■ TASK TO CARRY OUT
Gather up the lines with the word "true" in them.

■ SUPPLIED MATERIAL
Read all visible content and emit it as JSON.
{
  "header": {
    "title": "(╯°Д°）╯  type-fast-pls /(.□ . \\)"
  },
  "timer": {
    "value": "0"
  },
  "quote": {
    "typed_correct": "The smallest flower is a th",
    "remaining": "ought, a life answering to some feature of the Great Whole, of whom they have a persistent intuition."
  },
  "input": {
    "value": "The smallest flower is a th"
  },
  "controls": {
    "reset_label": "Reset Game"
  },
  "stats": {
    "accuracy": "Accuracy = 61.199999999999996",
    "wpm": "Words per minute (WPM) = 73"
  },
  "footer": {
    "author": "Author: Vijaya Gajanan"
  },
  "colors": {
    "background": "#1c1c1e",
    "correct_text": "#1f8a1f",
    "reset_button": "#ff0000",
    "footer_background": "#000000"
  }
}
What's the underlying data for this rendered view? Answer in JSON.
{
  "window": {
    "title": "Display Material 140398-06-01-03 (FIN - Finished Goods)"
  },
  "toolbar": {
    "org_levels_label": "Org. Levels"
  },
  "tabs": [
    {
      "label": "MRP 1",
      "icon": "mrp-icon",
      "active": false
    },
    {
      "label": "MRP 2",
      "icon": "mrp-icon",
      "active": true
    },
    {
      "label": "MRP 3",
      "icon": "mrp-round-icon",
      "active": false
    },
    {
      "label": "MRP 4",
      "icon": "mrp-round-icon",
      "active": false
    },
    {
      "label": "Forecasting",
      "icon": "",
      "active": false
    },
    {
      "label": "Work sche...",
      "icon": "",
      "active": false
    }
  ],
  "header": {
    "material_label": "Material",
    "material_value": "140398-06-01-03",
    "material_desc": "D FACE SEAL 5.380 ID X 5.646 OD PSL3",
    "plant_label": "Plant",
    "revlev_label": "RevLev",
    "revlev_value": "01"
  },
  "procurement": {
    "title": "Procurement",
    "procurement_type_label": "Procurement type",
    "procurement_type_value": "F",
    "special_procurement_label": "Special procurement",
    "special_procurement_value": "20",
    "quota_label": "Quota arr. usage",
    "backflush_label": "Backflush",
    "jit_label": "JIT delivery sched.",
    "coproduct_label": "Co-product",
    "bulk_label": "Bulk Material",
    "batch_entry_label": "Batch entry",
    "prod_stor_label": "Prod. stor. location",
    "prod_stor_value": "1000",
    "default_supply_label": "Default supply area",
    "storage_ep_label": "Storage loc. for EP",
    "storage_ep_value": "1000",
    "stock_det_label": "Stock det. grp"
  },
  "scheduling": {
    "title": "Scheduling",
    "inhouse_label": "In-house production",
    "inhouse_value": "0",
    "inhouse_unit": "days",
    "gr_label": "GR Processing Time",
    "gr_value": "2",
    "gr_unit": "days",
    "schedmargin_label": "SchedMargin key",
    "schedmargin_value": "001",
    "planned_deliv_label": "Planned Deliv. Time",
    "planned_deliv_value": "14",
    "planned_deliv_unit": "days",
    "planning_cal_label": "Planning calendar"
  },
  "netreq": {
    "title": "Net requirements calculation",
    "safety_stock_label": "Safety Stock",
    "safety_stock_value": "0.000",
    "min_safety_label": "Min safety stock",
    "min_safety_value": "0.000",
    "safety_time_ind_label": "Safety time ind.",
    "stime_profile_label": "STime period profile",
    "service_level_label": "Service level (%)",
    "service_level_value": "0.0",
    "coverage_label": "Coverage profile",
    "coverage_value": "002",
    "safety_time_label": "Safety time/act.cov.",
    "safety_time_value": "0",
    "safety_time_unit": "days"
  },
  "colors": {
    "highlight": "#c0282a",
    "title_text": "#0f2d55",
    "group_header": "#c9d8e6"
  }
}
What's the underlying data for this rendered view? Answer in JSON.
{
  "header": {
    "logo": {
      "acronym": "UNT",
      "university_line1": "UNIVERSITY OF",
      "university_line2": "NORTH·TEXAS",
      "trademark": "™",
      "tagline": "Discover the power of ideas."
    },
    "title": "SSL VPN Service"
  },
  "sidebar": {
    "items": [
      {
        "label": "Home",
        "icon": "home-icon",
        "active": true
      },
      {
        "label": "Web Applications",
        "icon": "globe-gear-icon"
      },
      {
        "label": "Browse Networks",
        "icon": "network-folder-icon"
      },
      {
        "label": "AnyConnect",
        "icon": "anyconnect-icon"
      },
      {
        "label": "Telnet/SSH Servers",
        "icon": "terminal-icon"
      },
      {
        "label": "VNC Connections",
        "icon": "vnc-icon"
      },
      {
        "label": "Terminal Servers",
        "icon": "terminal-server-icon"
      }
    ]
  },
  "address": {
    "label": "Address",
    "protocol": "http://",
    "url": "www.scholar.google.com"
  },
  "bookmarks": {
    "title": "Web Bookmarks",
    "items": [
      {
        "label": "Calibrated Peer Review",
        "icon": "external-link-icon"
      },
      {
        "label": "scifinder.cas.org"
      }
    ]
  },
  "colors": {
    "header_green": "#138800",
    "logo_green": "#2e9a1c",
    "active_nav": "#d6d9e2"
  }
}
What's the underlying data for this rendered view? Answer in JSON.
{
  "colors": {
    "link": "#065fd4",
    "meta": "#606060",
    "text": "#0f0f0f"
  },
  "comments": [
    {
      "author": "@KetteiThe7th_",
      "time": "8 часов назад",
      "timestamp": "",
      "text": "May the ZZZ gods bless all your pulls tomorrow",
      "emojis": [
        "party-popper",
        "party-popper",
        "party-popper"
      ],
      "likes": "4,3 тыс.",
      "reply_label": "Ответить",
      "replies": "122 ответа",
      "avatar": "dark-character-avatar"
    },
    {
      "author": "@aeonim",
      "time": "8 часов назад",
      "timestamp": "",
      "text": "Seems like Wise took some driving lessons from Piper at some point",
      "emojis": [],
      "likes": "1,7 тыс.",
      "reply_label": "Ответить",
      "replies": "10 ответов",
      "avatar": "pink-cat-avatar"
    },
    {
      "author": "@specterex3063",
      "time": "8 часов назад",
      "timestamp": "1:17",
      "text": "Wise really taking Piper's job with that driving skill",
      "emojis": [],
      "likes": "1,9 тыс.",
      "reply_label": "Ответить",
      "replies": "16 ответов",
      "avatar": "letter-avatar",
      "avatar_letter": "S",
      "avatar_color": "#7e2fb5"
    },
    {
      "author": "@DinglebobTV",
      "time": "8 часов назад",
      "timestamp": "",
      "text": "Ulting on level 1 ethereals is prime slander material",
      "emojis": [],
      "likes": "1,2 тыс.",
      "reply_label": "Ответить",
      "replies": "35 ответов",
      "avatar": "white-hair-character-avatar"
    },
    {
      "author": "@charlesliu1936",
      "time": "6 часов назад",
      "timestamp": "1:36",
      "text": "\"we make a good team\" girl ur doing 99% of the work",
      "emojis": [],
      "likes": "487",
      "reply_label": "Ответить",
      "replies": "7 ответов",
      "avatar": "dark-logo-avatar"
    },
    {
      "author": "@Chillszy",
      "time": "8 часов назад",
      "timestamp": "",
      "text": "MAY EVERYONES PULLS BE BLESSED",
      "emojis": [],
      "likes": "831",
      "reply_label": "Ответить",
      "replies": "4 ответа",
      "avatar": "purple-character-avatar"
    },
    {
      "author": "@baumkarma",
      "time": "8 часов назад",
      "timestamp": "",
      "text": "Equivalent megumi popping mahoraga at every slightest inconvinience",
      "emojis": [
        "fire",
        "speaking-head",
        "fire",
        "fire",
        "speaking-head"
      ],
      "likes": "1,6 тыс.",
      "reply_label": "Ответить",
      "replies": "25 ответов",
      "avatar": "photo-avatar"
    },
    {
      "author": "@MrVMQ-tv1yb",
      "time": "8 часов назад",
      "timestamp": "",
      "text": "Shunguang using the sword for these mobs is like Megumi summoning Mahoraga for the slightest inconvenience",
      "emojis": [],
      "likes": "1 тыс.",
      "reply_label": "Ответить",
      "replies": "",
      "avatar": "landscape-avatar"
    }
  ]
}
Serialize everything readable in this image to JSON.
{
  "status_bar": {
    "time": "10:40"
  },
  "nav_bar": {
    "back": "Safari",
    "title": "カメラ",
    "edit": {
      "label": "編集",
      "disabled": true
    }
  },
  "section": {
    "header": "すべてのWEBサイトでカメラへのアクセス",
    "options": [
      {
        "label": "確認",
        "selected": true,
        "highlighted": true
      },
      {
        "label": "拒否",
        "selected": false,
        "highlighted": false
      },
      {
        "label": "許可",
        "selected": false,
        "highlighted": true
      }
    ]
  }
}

■ EXPECTED OUTPUT
      "active": true
        "active": true
      "disabled": true
        "selected": true,
        "highlighted": true
        "highlighted": true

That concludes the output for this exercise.